## The task
Output the entries below exactly as written, omitting pictures.
BEGIN
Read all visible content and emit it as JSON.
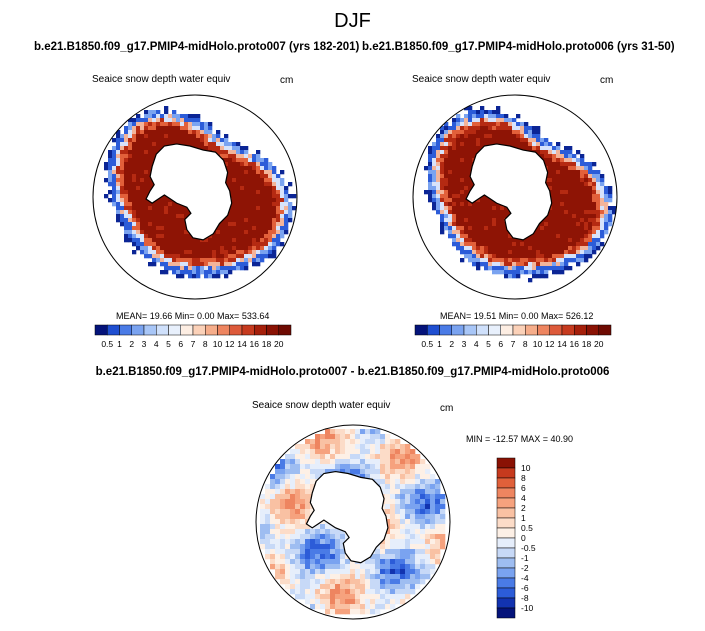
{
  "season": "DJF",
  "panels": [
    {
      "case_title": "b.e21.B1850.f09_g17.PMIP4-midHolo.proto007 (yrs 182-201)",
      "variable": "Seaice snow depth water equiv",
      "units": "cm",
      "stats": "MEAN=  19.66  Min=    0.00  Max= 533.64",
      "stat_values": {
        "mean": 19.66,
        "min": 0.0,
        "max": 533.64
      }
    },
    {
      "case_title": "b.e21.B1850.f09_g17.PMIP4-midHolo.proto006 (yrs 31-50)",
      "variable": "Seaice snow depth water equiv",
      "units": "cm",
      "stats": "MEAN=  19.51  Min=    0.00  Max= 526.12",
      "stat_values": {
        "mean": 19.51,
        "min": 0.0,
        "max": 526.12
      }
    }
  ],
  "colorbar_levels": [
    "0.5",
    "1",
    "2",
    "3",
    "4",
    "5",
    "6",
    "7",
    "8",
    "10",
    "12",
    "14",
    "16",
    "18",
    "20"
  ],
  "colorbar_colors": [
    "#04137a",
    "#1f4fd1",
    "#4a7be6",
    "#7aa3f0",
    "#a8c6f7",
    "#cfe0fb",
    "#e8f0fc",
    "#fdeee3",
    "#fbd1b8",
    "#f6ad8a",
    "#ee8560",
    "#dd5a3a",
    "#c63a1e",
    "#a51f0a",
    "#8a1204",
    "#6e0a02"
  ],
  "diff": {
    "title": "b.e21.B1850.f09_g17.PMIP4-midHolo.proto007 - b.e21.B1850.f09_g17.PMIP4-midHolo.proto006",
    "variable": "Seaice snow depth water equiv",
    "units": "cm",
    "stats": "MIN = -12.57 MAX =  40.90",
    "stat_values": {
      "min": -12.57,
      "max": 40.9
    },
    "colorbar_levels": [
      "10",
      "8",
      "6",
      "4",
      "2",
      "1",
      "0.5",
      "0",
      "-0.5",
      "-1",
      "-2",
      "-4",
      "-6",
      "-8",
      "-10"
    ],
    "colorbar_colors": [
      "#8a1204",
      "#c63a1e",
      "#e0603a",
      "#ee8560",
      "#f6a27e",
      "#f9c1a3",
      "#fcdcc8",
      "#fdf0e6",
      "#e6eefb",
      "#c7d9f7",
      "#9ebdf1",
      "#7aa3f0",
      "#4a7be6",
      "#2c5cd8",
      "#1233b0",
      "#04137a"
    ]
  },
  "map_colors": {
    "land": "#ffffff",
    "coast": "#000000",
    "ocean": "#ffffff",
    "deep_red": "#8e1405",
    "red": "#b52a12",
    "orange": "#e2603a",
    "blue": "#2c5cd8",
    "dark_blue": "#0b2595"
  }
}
END
## Result
Read all visible content and emit it as JSON.
{
  "season": "DJF",
  "panels": [
    {
      "case_title": "b.e21.B1850.f09_g17.PMIP4-midHolo.proto007 (yrs 182-201)",
      "variable": "Seaice snow depth water equiv",
      "units": "cm",
      "stats": "MEAN=  19.66  Min=    0.00  Max= 533.64",
      "stat_values": {
        "mean": 19.66,
        "min": 0.0,
        "max": 533.64
      }
    },
    {
      "case_title": "b.e21.B1850.f09_g17.PMIP4-midHolo.proto006 (yrs 31-50)",
      "variable": "Seaice snow depth water equiv",
      "units": "cm",
      "stats": "MEAN=  19.51  Min=    0.00  Max= 526.12",
      "stat_values": {
        "mean": 19.51,
        "min": 0.0,
        "max": 526.12
      }
    }
  ],
  "colorbar_levels": [
    "0.5",
    "1",
    "2",
    "3",
    "4",
    "5",
    "6",
    "7",
    "8",
    "10",
    "12",
    "14",
    "16",
    "18",
    "20"
  ],
  "colorbar_colors": [
    "#04137a",
    "#1f4fd1",
    "#4a7be6",
    "#7aa3f0",
    "#a8c6f7",
    "#cfe0fb",
    "#e8f0fc",
    "#fdeee3",
    "#fbd1b8",
    "#f6ad8a",
    "#ee8560",
    "#dd5a3a",
    "#c63a1e",
    "#a51f0a",
    "#8a1204",
    "#6e0a02"
  ],
  "diff": {
    "title": "b.e21.B1850.f09_g17.PMIP4-midHolo.proto007 - b.e21.B1850.f09_g17.PMIP4-midHolo.proto006",
    "variable": "Seaice snow depth water equiv",
    "units": "cm",
    "stats": "MIN = -12.57 MAX =  40.90",
    "stat_values": {
      "min": -12.57,
      "max": 40.9
    },
    "colorbar_levels": [
      "10",
      "8",
      "6",
      "4",
      "2",
      "1",
      "0.5",
      "0",
      "-0.5",
      "-1",
      "-2",
      "-4",
      "-6",
      "-8",
      "-10"
    ],
    "colorbar_colors": [
      "#8a1204",
      "#c63a1e",
      "#e0603a",
      "#ee8560",
      "#f6a27e",
      "#f9c1a3",
      "#fcdcc8",
      "#fdf0e6",
      "#e6eefb",
      "#c7d9f7",
      "#9ebdf1",
      "#7aa3f0",
      "#4a7be6",
      "#2c5cd8",
      "#1233b0",
      "#04137a"
    ]
  },
  "map_colors": {
    "land": "#ffffff",
    "coast": "#000000",
    "ocean": "#ffffff",
    "deep_red": "#8e1405",
    "red": "#b52a12",
    "orange": "#e2603a",
    "blue": "#2c5cd8",
    "dark_blue": "#0b2595"
  }
}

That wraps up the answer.